* **Aim**
Pull each line holding "smoothed" out of the entries below.

* **Excerpts from a figure dataset**
_ _ _ _
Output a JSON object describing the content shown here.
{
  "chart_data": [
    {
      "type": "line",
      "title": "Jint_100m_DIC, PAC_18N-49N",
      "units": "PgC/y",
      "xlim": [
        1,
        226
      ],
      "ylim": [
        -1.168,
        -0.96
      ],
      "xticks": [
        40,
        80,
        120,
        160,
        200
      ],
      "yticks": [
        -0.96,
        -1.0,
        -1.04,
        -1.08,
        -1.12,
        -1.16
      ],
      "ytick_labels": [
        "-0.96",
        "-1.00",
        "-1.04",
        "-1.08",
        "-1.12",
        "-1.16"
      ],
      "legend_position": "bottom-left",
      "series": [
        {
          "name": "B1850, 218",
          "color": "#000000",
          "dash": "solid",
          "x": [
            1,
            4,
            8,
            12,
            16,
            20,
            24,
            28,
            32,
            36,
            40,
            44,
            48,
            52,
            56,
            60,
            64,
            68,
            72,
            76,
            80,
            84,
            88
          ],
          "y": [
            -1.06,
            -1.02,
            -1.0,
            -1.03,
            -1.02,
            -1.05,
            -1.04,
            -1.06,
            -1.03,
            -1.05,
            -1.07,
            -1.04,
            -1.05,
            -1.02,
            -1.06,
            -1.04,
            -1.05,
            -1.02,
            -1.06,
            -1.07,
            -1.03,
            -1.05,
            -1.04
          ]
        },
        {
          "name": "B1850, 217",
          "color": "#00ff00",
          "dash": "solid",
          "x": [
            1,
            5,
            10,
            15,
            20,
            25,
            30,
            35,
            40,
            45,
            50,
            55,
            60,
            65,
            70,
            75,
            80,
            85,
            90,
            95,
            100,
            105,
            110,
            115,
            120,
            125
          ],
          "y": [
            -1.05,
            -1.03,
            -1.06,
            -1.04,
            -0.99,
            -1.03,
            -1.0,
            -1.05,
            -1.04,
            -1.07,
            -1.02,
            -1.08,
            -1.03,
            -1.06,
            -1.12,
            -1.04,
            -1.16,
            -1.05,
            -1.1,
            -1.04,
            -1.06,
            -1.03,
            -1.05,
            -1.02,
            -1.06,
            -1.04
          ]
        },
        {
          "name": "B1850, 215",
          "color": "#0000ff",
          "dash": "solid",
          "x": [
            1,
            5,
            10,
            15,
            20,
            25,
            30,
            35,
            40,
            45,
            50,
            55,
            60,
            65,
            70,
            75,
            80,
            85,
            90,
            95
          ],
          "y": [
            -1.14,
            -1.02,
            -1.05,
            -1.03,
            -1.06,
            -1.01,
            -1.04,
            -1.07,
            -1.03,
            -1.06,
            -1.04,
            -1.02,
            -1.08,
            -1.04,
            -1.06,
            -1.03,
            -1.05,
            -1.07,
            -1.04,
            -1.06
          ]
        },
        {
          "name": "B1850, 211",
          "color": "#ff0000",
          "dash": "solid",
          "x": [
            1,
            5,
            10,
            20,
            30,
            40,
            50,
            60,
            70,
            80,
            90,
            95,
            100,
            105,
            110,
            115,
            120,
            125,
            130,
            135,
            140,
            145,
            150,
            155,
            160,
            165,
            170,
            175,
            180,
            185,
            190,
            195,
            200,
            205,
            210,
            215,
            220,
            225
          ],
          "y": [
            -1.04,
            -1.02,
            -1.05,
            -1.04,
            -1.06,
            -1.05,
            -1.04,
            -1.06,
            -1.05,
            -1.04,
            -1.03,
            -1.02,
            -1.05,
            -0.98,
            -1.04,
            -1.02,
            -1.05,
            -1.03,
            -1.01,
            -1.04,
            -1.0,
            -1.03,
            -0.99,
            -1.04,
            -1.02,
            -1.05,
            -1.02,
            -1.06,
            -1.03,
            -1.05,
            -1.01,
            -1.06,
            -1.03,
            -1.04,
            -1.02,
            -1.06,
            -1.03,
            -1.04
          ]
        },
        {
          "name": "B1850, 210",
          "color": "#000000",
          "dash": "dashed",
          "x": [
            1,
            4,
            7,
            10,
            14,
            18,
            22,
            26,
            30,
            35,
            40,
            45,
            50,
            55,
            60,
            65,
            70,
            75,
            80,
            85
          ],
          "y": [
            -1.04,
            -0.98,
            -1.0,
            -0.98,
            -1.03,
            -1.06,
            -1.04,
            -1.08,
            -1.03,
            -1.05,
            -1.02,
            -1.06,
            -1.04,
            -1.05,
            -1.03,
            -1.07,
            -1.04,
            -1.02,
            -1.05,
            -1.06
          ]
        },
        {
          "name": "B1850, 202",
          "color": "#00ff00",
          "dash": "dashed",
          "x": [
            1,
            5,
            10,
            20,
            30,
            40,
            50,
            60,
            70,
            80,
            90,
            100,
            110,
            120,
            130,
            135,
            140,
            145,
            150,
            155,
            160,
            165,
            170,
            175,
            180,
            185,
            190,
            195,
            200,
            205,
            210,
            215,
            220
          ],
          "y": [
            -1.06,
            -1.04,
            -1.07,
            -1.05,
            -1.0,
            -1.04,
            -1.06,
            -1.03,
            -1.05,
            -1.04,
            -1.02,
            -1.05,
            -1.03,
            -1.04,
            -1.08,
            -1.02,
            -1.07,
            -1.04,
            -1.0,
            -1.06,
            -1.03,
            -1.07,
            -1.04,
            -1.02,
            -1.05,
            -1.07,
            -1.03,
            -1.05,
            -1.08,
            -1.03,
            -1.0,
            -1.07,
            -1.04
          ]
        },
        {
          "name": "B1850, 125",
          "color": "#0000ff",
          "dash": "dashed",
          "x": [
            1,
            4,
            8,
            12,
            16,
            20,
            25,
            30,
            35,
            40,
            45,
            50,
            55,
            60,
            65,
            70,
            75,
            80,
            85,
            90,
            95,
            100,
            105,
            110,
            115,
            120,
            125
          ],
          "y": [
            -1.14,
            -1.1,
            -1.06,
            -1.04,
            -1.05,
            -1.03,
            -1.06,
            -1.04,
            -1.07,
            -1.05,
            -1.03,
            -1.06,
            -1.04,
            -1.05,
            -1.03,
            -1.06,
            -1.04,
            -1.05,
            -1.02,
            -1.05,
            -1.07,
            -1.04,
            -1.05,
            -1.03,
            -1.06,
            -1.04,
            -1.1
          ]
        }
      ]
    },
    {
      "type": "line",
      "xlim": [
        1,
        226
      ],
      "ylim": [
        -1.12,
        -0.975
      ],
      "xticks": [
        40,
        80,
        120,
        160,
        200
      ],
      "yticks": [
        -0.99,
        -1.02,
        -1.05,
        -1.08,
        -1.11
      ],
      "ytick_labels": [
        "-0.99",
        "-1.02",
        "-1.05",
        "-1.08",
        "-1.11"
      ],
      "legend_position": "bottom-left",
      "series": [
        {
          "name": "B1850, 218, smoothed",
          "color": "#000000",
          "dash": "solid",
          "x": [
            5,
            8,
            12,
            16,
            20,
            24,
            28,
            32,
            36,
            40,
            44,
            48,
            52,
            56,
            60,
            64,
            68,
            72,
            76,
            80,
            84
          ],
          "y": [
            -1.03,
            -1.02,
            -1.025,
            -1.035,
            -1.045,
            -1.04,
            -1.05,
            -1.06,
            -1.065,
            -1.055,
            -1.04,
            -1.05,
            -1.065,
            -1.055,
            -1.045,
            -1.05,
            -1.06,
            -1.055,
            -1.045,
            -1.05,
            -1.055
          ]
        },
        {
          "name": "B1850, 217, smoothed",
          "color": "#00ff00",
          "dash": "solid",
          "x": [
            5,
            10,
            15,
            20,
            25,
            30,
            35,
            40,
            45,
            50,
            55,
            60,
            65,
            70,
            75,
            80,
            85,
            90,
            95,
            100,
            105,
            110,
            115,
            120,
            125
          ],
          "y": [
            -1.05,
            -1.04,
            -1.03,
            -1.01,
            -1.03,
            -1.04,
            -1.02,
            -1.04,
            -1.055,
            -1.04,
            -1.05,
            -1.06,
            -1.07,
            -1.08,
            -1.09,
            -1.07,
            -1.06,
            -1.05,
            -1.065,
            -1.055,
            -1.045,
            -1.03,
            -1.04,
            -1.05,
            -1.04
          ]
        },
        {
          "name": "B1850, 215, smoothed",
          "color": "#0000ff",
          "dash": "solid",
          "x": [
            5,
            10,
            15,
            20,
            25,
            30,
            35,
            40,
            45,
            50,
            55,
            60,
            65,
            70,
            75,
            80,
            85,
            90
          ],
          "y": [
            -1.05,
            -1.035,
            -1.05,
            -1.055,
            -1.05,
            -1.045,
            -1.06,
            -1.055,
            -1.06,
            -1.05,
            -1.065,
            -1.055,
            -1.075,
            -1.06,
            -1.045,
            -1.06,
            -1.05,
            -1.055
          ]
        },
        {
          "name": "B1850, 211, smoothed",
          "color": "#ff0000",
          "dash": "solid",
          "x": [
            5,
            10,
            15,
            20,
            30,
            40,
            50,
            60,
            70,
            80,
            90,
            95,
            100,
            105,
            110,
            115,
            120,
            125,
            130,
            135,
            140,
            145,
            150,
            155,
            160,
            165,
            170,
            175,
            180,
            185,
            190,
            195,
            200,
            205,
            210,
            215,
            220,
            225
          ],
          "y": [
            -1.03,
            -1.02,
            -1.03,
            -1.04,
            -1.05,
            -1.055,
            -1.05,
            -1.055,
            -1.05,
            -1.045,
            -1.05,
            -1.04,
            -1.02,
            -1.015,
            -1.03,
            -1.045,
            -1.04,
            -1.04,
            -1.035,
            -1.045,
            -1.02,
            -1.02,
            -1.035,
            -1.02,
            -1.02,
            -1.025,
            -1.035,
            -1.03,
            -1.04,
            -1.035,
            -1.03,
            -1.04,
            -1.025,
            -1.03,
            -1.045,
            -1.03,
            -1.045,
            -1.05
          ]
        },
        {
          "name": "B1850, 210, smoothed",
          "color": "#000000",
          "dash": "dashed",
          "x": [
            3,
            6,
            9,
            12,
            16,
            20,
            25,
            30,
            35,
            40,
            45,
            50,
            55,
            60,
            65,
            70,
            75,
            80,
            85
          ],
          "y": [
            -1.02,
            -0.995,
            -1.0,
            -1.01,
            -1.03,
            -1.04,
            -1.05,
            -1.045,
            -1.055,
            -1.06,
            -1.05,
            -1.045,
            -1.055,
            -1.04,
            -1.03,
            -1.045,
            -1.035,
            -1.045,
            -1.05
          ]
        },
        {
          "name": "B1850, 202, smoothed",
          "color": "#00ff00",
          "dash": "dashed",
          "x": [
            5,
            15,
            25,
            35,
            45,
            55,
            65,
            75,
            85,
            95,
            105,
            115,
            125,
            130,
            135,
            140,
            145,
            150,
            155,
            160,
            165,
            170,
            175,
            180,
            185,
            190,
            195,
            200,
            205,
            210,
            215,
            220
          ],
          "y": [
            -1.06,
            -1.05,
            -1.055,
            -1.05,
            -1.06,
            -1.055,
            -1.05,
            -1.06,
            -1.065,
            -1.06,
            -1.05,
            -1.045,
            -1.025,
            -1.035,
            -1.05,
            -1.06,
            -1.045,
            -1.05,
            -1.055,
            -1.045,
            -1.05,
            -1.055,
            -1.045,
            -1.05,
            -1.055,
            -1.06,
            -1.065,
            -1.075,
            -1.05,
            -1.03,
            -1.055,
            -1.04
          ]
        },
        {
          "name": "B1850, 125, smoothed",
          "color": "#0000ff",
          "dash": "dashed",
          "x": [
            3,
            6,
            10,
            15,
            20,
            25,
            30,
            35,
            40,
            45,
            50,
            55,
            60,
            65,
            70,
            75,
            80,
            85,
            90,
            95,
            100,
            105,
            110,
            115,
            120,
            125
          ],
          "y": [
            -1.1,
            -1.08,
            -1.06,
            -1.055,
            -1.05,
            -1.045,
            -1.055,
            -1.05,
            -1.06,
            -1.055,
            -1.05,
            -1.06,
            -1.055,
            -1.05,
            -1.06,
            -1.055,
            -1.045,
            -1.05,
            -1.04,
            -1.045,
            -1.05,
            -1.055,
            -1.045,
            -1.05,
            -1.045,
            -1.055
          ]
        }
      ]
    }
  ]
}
_ _ _ _
* **Exercise response**
          "name": "B1850, 218, smoothed",
          "name": "B1850, 217, smoothed",
          "name": "B1850, 215, smoothed",
          "name": "B1850, 211, smoothed",
          "name": "B1850, 210, smoothed",
          "name": "B1850, 202, smoothed",
          "name": "B1850, 125, smoothed",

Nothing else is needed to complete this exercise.